## THE REQUEST
Restate the entries word for word, omitting nothing.

## Dataset entries
+++
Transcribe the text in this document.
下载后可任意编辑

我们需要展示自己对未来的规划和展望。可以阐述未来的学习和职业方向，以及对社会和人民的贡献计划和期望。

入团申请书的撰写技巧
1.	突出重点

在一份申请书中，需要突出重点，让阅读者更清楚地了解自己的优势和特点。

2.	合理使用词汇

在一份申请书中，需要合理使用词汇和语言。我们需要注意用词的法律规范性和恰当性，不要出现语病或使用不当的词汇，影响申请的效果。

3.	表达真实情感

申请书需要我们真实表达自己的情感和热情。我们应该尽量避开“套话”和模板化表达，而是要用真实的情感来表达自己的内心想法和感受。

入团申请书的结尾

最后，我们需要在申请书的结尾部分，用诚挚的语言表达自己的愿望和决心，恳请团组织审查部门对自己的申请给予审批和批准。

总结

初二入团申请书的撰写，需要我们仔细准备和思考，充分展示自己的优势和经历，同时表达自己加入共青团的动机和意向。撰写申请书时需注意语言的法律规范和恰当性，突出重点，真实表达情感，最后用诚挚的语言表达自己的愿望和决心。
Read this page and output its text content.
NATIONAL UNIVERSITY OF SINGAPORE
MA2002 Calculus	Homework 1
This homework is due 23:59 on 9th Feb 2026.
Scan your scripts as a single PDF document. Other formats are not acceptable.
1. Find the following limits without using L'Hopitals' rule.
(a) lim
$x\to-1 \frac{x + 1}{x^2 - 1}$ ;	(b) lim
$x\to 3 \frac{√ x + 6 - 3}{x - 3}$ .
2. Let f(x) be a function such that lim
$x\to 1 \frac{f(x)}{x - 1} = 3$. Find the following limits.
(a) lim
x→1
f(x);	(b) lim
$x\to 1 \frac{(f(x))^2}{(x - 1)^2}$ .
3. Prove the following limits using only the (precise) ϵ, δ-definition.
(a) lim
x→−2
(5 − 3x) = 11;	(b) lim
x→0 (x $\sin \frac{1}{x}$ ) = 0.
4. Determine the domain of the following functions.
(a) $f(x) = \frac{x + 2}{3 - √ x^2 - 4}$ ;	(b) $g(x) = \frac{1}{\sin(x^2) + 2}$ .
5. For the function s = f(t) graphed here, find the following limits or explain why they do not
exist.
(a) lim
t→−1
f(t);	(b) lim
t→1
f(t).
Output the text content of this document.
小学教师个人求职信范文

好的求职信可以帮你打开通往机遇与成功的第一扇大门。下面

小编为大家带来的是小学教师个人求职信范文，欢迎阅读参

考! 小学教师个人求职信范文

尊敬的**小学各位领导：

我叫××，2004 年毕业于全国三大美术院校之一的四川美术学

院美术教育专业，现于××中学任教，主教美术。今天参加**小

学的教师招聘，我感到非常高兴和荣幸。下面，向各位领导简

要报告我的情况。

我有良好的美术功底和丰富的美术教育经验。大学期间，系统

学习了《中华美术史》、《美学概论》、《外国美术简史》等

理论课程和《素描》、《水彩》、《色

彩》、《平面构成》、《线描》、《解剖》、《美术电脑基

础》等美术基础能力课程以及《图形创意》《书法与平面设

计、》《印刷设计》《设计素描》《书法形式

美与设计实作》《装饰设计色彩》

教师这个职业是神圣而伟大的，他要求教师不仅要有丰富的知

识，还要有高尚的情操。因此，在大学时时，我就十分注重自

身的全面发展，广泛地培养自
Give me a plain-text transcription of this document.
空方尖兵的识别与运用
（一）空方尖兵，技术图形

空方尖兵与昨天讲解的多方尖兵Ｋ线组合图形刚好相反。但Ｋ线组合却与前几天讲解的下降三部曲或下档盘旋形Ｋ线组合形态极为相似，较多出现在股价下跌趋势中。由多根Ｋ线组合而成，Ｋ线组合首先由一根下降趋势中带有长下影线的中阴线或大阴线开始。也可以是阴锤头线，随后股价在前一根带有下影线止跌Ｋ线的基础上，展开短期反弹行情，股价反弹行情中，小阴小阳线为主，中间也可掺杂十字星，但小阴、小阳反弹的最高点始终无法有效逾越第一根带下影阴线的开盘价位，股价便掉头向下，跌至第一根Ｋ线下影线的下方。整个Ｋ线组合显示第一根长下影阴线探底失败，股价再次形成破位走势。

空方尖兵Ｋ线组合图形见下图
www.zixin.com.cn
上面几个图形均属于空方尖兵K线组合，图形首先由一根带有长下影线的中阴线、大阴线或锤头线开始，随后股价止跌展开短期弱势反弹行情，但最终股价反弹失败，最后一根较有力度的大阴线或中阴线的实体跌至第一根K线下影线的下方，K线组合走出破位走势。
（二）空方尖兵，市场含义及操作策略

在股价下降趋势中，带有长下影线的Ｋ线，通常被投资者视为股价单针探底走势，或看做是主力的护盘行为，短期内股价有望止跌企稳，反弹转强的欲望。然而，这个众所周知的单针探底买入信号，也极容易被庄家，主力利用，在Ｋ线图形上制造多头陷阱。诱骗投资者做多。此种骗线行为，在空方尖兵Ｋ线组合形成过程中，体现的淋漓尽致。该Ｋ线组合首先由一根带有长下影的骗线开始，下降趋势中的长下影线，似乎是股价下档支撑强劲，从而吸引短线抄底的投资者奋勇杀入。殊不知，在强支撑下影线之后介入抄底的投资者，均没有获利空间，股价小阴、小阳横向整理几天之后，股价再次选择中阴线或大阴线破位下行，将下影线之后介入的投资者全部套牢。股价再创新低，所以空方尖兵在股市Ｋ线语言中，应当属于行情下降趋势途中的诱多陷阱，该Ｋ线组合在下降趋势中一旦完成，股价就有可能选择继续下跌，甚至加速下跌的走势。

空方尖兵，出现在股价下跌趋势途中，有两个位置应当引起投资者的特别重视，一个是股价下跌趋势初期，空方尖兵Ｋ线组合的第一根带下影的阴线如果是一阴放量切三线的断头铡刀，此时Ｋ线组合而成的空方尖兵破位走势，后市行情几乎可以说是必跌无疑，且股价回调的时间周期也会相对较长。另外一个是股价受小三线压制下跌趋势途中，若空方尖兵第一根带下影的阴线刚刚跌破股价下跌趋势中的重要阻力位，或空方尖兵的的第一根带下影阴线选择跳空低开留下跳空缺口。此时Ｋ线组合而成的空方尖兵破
+++
## RESULT OF THE TASK
Transcribe the text in this document.
下载后可任意编辑

我们需要展示自己对未来的规划和展望。可以阐述未来的学习和职业方向，以及对社会和人民的贡献计划和期望。

入团申请书的撰写技巧
1.	突出重点

在一份申请书中，需要突出重点，让阅读者更清楚地了解自己的优势和特点。

2.	合理使用词汇

在一份申请书中，需要合理使用词汇和语言。我们需要注意用词的法律规范性和恰当性，不要出现语病或使用不当的词汇，影响申请的效果。

3.	表达真实情感

申请书需要我们真实表达自己的情感和热情。我们应该尽量避开“套话”和模板化表达，而是要用真实的情感来表达自己的内心想法和感受。

入团申请书的结尾

最后，我们需要在申请书的结尾部分，用诚挚的语言表达自己的愿望和决心，恳请团组织审查部门对自己的申请给予审批和批准。

总结

初二入团申请书的撰写，需要我们仔细准备和思考，充分展示自己的优势和经历，同时表达自己加入共青团的动机和意向。撰写申请书时需注意语言的法律规范和恰当性，突出重点，真实表达情感，最后用诚挚的语言表达自己的愿望和决心。
Read this page and output its text content.
NATIONAL UNIVERSITY OF SINGAPORE
MA2002 Calculus	Homework 1
This homework is due 23:59 on 9th Feb 2026.
Scan your scripts as a single PDF document. Other formats are not acceptable.
1. Find the following limits without using L'Hopitals' rule.
(a) lim
$x\to-1 \frac{x + 1}{x^2 - 1}$ ;	(b) lim
$x\to 3 \frac{√ x + 6 - 3}{x - 3}$ .
2. Let f(x) be a function such that lim
$x\to 1 \frac{f(x)}{x - 1} = 3$. Find the following limits.
(a) lim
x→1
f(x);	(b) lim
$x\to 1 \frac{(f(x))^2}{(x - 1)^2}$ .
3. Prove the following limits using only the (precise) ϵ, δ-definition.
(a) lim
x→−2
(5 − 3x) = 11;	(b) lim
x→0 (x $\sin \frac{1}{x}$ ) = 0.
4. Determine the domain of the following functions.
(a) $f(x) = \frac{x + 2}{3 - √ x^2 - 4}$ ;	(b) $g(x) = \frac{1}{\sin(x^2) + 2}$ .
5. For the function s = f(t) graphed here, find the following limits or explain why they do not
exist.
(a) lim
t→−1
f(t);	(b) lim
t→1
f(t).
Output the text content of this document.
小学教师个人求职信范文

好的求职信可以帮你打开通往机遇与成功的第一扇大门。下面

小编为大家带来的是小学教师个人求职信范文，欢迎阅读参

考! 小学教师个人求职信范文

尊敬的**小学各位领导：

我叫××，2004 年毕业于全国三大美术院校之一的四川美术学

院美术教育专业，现于××中学任教，主教美术。今天参加**小

学的教师招聘，我感到非常高兴和荣幸。下面，向各位领导简

要报告我的情况。

我有良好的美术功底和丰富的美术教育经验。大学期间，系统

学习了《中华美术史》、《美学概论》、《外国美术简史》等

理论课程和《素描》、《水彩》、《色

彩》、《平面构成》、《线描》、《解剖》、《美术电脑基

础》等美术基础能力课程以及《图形创意》《书法与平面设

计、》《印刷设计》《设计素描》《书法形式

美与设计实作》《装饰设计色彩》

教师这个职业是神圣而伟大的，他要求教师不仅要有丰富的知

识，还要有高尚的情操。因此，在大学时时，我就十分注重自

身的全面发展，广泛地培养自
Give me a plain-text transcription of this document.
空方尖兵的识别与运用
（一）空方尖兵，技术图形

空方尖兵与昨天讲解的多方尖兵Ｋ线组合图形刚好相反。但Ｋ线组合却与前几天讲解的下降三部曲或下档盘旋形Ｋ线组合形态极为相似，较多出现在股价下跌趋势中。由多根Ｋ线组合而成，Ｋ线组合首先由一根下降趋势中带有长下影线的中阴线或大阴线开始。也可以是阴锤头线，随后股价在前一根带有下影线止跌Ｋ线的基础上，展开短期反弹行情，股价反弹行情中，小阴小阳线为主，中间也可掺杂十字星，但小阴、小阳反弹的最高点始终无法有效逾越第一根带下影阴线的开盘价位，股价便掉头向下，跌至第一根Ｋ线下影线的下方。整个Ｋ线组合显示第一根长下影阴线探底失败，股价再次形成破位走势。

空方尖兵Ｋ线组合图形见下图
www.zixin.com.cn
上面几个图形均属于空方尖兵K线组合，图形首先由一根带有长下影线的中阴线、大阴线或锤头线开始，随后股价止跌展开短期弱势反弹行情，但最终股价反弹失败，最后一根较有力度的大阴线或中阴线的实体跌至第一根K线下影线的下方，K线组合走出破位走势。
（二）空方尖兵，市场含义及操作策略

在股价下降趋势中，带有长下影线的Ｋ线，通常被投资者视为股价单针探底走势，或看做是主力的护盘行为，短期内股价有望止跌企稳，反弹转强的欲望。然而，这个众所周知的单针探底买入信号，也极容易被庄家，主力利用，在Ｋ线图形上制造多头陷阱。诱骗投资者做多。此种骗线行为，在空方尖兵Ｋ线组合形成过程中，体现的淋漓尽致。该Ｋ线组合首先由一根带有长下影的骗线开始，下降趋势中的长下影线，似乎是股价下档支撑强劲，从而吸引短线抄底的投资者奋勇杀入。殊不知，在强支撑下影线之后介入抄底的投资者，均没有获利空间，股价小阴、小阳横向整理几天之后，股价再次选择中阴线或大阴线破位下行，将下影线之后介入的投资者全部套牢。股价再创新低，所以空方尖兵在股市Ｋ线语言中，应当属于行情下降趋势途中的诱多陷阱，该Ｋ线组合在下降趋势中一旦完成，股价就有可能选择继续下跌，甚至加速下跌的走势。

空方尖兵，出现在股价下跌趋势途中，有两个位置应当引起投资者的特别重视，一个是股价下跌趋势初期，空方尖兵Ｋ线组合的第一根带下影的阴线如果是一阴放量切三线的断头铡刀，此时Ｋ线组合而成的空方尖兵破位走势，后市行情几乎可以说是必跌无疑，且股价回调的时间周期也会相对较长。另外一个是股价受小三线压制下跌趋势途中，若空方尖兵第一根带下影的阴线刚刚跌破股价下跌趋势中的重要阻力位，或空方尖兵的的第一根带下影阴线选择跳空低开留下跳空缺口。此时Ｋ线组合而成的空方尖兵破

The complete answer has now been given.